WORK REQUIRED: Output the data that follows exactly, line for line.
## Begin
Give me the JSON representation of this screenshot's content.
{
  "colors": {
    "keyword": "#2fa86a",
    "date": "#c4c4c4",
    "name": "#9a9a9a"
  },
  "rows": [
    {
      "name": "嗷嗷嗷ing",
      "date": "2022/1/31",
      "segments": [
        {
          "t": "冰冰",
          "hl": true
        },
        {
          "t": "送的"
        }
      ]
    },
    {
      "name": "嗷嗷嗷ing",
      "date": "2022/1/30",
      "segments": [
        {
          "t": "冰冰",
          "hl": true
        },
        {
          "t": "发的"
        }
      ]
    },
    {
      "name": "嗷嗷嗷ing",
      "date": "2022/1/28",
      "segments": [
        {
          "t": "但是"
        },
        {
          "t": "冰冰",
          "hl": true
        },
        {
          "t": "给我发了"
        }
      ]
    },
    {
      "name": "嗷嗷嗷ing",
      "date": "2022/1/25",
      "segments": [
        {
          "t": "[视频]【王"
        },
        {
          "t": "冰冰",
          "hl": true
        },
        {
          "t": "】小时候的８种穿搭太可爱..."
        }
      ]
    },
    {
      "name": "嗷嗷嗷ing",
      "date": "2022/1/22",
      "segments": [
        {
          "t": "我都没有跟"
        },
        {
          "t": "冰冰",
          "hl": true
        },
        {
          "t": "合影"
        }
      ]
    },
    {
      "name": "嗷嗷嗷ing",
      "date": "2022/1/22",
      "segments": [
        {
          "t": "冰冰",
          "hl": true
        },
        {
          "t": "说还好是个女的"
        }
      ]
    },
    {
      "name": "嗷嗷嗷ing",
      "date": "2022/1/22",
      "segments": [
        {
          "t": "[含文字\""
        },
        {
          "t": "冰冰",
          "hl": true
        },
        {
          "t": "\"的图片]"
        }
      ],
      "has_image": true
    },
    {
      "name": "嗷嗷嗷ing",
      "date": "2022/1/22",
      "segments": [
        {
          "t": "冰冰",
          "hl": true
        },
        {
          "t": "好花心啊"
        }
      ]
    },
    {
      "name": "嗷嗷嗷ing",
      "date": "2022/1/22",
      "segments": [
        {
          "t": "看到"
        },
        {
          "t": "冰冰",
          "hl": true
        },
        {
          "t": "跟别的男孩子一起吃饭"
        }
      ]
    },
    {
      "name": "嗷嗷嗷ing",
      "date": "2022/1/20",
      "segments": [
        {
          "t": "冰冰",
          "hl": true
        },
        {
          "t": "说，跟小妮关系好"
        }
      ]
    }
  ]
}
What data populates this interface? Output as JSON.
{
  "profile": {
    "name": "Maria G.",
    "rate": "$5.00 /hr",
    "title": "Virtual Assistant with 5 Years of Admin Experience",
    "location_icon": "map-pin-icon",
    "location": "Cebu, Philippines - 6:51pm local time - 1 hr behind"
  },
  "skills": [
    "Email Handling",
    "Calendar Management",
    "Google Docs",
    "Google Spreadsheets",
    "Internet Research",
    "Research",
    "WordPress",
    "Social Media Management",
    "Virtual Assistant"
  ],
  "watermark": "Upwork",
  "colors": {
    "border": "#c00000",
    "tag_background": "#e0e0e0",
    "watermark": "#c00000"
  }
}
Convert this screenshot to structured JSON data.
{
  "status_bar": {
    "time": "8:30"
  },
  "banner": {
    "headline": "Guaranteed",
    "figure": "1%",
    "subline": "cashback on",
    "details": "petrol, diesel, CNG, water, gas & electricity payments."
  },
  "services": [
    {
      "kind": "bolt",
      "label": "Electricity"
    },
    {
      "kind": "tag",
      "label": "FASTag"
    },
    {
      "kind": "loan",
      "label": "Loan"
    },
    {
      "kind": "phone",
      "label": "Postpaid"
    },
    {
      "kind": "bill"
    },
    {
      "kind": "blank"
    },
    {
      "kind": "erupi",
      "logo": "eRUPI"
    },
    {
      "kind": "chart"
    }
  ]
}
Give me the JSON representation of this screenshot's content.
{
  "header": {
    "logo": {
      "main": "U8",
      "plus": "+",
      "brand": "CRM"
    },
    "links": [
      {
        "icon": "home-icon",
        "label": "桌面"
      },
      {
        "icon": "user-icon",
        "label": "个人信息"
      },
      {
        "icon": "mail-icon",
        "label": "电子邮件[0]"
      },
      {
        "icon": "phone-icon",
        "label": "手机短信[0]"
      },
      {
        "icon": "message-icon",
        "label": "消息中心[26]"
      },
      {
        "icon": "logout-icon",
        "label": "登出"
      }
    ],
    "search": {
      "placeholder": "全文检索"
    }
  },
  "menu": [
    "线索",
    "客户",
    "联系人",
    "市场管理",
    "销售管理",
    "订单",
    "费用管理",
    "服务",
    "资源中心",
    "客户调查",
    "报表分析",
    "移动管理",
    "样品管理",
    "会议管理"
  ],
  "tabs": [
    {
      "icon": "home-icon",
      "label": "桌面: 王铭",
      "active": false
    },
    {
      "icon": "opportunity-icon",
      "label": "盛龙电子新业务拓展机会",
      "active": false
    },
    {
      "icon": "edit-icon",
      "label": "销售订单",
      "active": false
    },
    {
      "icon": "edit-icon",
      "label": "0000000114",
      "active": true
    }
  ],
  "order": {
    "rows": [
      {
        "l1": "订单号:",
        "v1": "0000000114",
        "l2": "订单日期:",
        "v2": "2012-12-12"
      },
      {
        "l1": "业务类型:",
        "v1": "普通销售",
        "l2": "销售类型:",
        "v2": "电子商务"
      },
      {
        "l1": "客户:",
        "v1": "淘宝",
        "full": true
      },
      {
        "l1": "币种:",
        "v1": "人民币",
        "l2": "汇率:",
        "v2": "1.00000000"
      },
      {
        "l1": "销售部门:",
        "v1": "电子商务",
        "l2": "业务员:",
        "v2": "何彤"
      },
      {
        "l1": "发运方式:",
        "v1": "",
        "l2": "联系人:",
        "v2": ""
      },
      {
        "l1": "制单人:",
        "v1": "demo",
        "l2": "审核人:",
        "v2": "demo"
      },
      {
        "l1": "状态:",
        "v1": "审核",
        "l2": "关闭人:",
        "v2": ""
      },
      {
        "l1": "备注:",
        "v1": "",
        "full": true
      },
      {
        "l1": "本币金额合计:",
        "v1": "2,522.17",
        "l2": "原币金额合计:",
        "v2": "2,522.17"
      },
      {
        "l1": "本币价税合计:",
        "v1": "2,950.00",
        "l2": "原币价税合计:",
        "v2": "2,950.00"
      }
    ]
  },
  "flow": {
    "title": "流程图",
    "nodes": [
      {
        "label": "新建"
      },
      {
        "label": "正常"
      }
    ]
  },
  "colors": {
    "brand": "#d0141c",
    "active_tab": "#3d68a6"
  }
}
## End
TASK ANSWER:
Give me the JSON representation of this screenshot's content.
{
  "colors": {
    "keyword": "#2fa86a",
    "date": "#c4c4c4",
    "name": "#9a9a9a"
  },
  "rows": [
    {
      "name": "嗷嗷嗷ing",
      "date": "2022/1/31",
      "segments": [
        {
          "t": "冰冰",
          "hl": true
        },
        {
          "t": "送的"
        }
      ]
    },
    {
      "name": "嗷嗷嗷ing",
      "date": "2022/1/30",
      "segments": [
        {
          "t": "冰冰",
          "hl": true
        },
        {
          "t": "发的"
        }
      ]
    },
    {
      "name": "嗷嗷嗷ing",
      "date": "2022/1/28",
      "segments": [
        {
          "t": "但是"
        },
        {
          "t": "冰冰",
          "hl": true
        },
        {
          "t": "给我发了"
        }
      ]
    },
    {
      "name": "嗷嗷嗷ing",
      "date": "2022/1/25",
      "segments": [
        {
          "t": "[视频]【王"
        },
        {
          "t": "冰冰",
          "hl": true
        },
        {
          "t": "】小时候的８种穿搭太可爱..."
        }
      ]
    },
    {
      "name": "嗷嗷嗷ing",
      "date": "2022/1/22",
      "segments": [
        {
          "t": "我都没有跟"
        },
        {
          "t": "冰冰",
          "hl": true
        },
        {
          "t": "合影"
        }
      ]
    },
    {
      "name": "嗷嗷嗷ing",
      "date": "2022/1/22",
      "segments": [
        {
          "t": "冰冰",
          "hl": true
        },
        {
          "t": "说还好是个女的"
        }
      ]
    },
    {
      "name": "嗷嗷嗷ing",
      "date": "2022/1/22",
      "segments": [
        {
          "t": "[含文字\""
        },
        {
          "t": "冰冰",
          "hl": true
        },
        {
          "t": "\"的图片]"
        }
      ],
      "has_image": true
    },
    {
      "name": "嗷嗷嗷ing",
      "date": "2022/1/22",
      "segments": [
        {
          "t": "冰冰",
          "hl": true
        },
        {
          "t": "好花心啊"
        }
      ]
    },
    {
      "name": "嗷嗷嗷ing",
      "date": "2022/1/22",
      "segments": [
        {
          "t": "看到"
        },
        {
          "t": "冰冰",
          "hl": true
        },
        {
          "t": "跟别的男孩子一起吃饭"
        }
      ]
    },
    {
      "name": "嗷嗷嗷ing",
      "date": "2022/1/20",
      "segments": [
        {
          "t": "冰冰",
          "hl": true
        },
        {
          "t": "说，跟小妮关系好"
        }
      ]
    }
  ]
}
What data populates this interface? Output as JSON.
{
  "profile": {
    "name": "Maria G.",
    "rate": "$5.00 /hr",
    "title": "Virtual Assistant with 5 Years of Admin Experience",
    "location_icon": "map-pin-icon",
    "location": "Cebu, Philippines - 6:51pm local time - 1 hr behind"
  },
  "skills": [
    "Email Handling",
    "Calendar Management",
    "Google Docs",
    "Google Spreadsheets",
    "Internet Research",
    "Research",
    "WordPress",
    "Social Media Management",
    "Virtual Assistant"
  ],
  "watermark": "Upwork",
  "colors": {
    "border": "#c00000",
    "tag_background": "#e0e0e0",
    "watermark": "#c00000"
  }
}
Convert this screenshot to structured JSON data.
{
  "status_bar": {
    "time": "8:30"
  },
  "banner": {
    "headline": "Guaranteed",
    "figure": "1%",
    "subline": "cashback on",
    "details": "petrol, diesel, CNG, water, gas & electricity payments."
  },
  "services": [
    {
      "kind": "bolt",
      "label": "Electricity"
    },
    {
      "kind": "tag",
      "label": "FASTag"
    },
    {
      "kind": "loan",
      "label": "Loan"
    },
    {
      "kind": "phone",
      "label": "Postpaid"
    },
    {
      "kind": "bill"
    },
    {
      "kind": "blank"
    },
    {
      "kind": "erupi",
      "logo": "eRUPI"
    },
    {
      "kind": "chart"
    }
  ]
}
Give me the JSON representation of this screenshot's content.
{
  "header": {
    "logo": {
      "main": "U8",
      "plus": "+",
      "brand": "CRM"
    },
    "links": [
      {
        "icon": "home-icon",
        "label": "桌面"
      },
      {
        "icon": "user-icon",
        "label": "个人信息"
      },
      {
        "icon": "mail-icon",
        "label": "电子邮件[0]"
      },
      {
        "icon": "phone-icon",
        "label": "手机短信[0]"
      },
      {
        "icon": "message-icon",
        "label": "消息中心[26]"
      },
      {
        "icon": "logout-icon",
        "label": "登出"
      }
    ],
    "search": {
      "placeholder": "全文检索"
    }
  },
  "menu": [
    "线索",
    "客户",
    "联系人",
    "市场管理",
    "销售管理",
    "订单",
    "费用管理",
    "服务",
    "资源中心",
    "客户调查",
    "报表分析",
    "移动管理",
    "样品管理",
    "会议管理"
  ],
  "tabs": [
    {
      "icon": "home-icon",
      "label": "桌面: 王铭",
      "active": false
    },
    {
      "icon": "opportunity-icon",
      "label": "盛龙电子新业务拓展机会",
      "active": false
    },
    {
      "icon": "edit-icon",
      "label": "销售订单",
      "active": false
    },
    {
      "icon": "edit-icon",
      "label": "0000000114",
      "active": true
    }
  ],
  "order": {
    "rows": [
      {
        "l1": "订单号:",
        "v1": "0000000114",
        "l2": "订单日期:",
        "v2": "2012-12-12"
      },
      {
        "l1": "业务类型:",
        "v1": "普通销售",
        "l2": "销售类型:",
        "v2": "电子商务"
      },
      {
        "l1": "客户:",
        "v1": "淘宝",
        "full": true
      },
      {
        "l1": "币种:",
        "v1": "人民币",
        "l2": "汇率:",
        "v2": "1.00000000"
      },
      {
        "l1": "销售部门:",
        "v1": "电子商务",
        "l2": "业务员:",
        "v2": "何彤"
      },
      {
        "l1": "发运方式:",
        "v1": "",
        "l2": "联系人:",
        "v2": ""
      },
      {
        "l1": "制单人:",
        "v1": "demo",
        "l2": "审核人:",
        "v2": "demo"
      },
      {
        "l1": "状态:",
        "v1": "审核",
        "l2": "关闭人:",
        "v2": ""
      },
      {
        "l1": "备注:",
        "v1": "",
        "full": true
      },
      {
        "l1": "本币金额合计:",
        "v1": "2,522.17",
        "l2": "原币金额合计:",
        "v2": "2,522.17"
      },
      {
        "l1": "本币价税合计:",
        "v1": "2,950.00",
        "l2": "原币价税合计:",
        "v2": "2,950.00"
      }
    ]
  },
  "flow": {
    "title": "流程图",
    "nodes": [
      {
        "label": "新建"
      },
      {
        "label": "正常"
      }
    ]
  },
  "colors": {
    "brand": "#d0141c",
    "active_tab": "#3d68a6"
  }
}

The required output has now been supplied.